Given records
◆ ◆ ◆

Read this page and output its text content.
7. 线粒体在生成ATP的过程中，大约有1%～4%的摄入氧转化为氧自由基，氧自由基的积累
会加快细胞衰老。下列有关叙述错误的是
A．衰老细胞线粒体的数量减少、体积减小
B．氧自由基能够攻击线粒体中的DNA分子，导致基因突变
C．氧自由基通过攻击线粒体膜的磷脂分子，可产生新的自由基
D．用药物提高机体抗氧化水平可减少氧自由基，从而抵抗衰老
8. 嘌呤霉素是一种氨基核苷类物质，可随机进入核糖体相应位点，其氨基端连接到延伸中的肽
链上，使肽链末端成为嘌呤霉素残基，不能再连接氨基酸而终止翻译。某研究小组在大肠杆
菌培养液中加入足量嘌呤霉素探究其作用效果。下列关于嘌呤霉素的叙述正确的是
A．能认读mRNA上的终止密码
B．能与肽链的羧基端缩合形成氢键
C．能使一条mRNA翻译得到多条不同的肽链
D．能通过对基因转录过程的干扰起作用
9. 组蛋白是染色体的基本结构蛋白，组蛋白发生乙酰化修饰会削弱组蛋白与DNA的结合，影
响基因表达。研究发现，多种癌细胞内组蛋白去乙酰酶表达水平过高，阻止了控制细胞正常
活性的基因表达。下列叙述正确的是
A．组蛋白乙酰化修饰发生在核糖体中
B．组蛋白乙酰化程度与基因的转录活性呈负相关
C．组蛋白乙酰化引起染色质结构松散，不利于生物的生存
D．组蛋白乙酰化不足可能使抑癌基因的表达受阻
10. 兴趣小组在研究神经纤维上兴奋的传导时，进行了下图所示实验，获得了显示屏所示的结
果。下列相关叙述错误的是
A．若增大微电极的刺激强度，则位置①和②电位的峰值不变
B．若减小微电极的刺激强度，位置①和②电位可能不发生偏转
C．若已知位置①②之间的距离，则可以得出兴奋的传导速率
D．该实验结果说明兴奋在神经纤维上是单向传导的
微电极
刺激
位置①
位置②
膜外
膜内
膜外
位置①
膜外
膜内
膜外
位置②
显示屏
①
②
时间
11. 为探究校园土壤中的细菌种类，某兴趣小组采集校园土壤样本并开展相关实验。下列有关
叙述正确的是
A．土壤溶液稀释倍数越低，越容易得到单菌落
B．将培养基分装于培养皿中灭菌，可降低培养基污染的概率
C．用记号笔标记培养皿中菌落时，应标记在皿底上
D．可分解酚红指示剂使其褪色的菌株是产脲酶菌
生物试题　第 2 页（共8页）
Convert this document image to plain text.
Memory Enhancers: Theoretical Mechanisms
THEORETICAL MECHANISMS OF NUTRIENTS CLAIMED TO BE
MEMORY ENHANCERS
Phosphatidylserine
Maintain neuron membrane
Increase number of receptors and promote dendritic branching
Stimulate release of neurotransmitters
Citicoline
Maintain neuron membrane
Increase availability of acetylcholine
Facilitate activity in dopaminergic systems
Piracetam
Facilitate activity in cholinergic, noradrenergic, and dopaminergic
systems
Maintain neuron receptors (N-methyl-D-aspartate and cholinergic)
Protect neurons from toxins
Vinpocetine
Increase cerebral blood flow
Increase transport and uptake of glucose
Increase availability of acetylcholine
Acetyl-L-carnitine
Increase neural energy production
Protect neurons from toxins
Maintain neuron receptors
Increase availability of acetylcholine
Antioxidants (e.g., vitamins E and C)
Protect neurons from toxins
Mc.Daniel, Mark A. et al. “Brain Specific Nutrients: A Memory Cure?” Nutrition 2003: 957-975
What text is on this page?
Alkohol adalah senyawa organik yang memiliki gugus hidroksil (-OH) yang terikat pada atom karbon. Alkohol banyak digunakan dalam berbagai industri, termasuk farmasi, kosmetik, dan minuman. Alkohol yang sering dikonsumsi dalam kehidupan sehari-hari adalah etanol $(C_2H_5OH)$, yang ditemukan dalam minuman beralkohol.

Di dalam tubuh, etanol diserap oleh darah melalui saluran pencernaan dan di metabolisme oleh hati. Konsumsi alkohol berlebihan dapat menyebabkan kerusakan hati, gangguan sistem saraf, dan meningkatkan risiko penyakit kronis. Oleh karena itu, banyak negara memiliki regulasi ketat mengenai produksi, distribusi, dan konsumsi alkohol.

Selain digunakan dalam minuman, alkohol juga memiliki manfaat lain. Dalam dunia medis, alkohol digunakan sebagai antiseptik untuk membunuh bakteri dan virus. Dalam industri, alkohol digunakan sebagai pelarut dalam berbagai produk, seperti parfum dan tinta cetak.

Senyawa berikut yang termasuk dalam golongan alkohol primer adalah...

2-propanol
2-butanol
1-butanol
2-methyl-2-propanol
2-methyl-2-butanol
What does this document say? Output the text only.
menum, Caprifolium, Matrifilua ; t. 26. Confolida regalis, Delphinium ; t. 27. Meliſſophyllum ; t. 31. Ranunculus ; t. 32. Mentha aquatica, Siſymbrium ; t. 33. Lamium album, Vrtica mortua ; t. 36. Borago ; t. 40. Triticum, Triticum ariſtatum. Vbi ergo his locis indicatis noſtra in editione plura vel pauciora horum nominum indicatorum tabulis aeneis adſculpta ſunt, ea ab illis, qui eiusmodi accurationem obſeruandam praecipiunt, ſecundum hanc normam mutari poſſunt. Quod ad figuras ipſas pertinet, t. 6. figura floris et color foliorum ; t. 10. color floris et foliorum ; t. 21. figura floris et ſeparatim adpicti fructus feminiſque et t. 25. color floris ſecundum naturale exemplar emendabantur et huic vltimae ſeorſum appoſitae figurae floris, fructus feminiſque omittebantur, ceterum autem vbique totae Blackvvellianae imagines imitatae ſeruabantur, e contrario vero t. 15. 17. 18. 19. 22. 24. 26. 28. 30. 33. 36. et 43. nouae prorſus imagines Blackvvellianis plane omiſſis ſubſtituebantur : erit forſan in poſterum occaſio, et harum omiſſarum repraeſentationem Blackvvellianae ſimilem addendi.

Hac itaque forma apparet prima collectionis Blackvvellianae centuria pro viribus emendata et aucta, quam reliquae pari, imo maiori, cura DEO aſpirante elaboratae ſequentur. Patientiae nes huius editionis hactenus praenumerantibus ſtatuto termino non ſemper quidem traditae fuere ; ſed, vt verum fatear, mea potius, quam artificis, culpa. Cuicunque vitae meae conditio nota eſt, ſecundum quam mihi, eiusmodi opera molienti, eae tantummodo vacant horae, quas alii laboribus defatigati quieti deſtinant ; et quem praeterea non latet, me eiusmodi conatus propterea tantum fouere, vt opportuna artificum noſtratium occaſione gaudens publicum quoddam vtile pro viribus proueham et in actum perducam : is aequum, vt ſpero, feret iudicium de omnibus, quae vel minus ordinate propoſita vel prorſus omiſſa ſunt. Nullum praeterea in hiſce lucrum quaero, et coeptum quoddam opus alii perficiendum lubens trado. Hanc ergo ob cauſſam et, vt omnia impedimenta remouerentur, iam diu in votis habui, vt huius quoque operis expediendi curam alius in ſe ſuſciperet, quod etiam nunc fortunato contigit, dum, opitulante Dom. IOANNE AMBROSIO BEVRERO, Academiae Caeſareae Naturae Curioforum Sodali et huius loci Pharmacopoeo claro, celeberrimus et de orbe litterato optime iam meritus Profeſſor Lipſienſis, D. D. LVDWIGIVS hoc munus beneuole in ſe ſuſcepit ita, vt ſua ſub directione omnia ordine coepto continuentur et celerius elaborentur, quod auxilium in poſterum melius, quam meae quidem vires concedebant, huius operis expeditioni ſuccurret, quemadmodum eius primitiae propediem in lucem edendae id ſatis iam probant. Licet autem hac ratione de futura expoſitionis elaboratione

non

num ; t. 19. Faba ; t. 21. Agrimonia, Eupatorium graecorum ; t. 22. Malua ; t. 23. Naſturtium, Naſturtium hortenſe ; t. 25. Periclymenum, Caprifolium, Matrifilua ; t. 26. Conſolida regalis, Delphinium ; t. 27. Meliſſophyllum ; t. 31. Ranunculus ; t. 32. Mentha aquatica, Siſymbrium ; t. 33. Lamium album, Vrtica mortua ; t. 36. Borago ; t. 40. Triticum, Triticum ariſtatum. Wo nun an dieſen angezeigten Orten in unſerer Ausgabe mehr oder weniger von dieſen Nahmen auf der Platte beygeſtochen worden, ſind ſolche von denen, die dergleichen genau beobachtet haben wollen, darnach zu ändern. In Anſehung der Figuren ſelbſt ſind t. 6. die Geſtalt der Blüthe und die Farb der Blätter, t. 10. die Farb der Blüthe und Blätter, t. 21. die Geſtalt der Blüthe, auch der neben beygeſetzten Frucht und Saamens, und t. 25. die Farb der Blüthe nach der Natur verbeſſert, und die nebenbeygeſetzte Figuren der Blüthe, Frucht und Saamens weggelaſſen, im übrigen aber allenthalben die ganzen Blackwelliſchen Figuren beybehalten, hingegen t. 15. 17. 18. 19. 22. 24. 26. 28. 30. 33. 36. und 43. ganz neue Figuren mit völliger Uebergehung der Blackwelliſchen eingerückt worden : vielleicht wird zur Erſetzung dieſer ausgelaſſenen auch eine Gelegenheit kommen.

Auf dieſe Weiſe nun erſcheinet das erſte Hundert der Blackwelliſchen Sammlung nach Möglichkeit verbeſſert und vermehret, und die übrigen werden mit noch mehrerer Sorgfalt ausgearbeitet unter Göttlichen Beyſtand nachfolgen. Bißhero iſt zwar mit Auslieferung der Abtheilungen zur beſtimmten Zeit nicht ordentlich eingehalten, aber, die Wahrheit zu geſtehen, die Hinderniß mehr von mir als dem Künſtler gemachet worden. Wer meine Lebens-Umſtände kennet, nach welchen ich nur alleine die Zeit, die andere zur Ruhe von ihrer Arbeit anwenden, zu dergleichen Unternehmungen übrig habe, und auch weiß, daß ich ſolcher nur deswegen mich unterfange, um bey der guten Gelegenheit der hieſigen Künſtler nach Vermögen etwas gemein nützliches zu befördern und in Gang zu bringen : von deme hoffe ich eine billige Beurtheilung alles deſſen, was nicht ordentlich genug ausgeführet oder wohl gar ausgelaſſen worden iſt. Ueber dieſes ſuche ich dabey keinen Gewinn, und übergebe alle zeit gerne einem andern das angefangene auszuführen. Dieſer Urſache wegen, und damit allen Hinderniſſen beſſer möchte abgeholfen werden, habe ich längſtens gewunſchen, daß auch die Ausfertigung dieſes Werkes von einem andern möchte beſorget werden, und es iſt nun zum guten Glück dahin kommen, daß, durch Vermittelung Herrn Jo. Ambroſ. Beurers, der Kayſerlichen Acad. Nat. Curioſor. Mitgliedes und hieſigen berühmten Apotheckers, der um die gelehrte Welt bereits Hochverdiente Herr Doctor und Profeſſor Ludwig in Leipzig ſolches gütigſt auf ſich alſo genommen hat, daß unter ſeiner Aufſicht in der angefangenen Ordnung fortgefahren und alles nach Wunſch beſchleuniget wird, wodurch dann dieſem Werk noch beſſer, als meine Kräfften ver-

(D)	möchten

◆ ◆ ◆

What needs to be done
Copy every line from the records above that contains the string "dopaminergic".

Written response
Facilitate activity in dopaminergic systems
Facilitate activity in cholinergic, noradrenergic, and dopaminergic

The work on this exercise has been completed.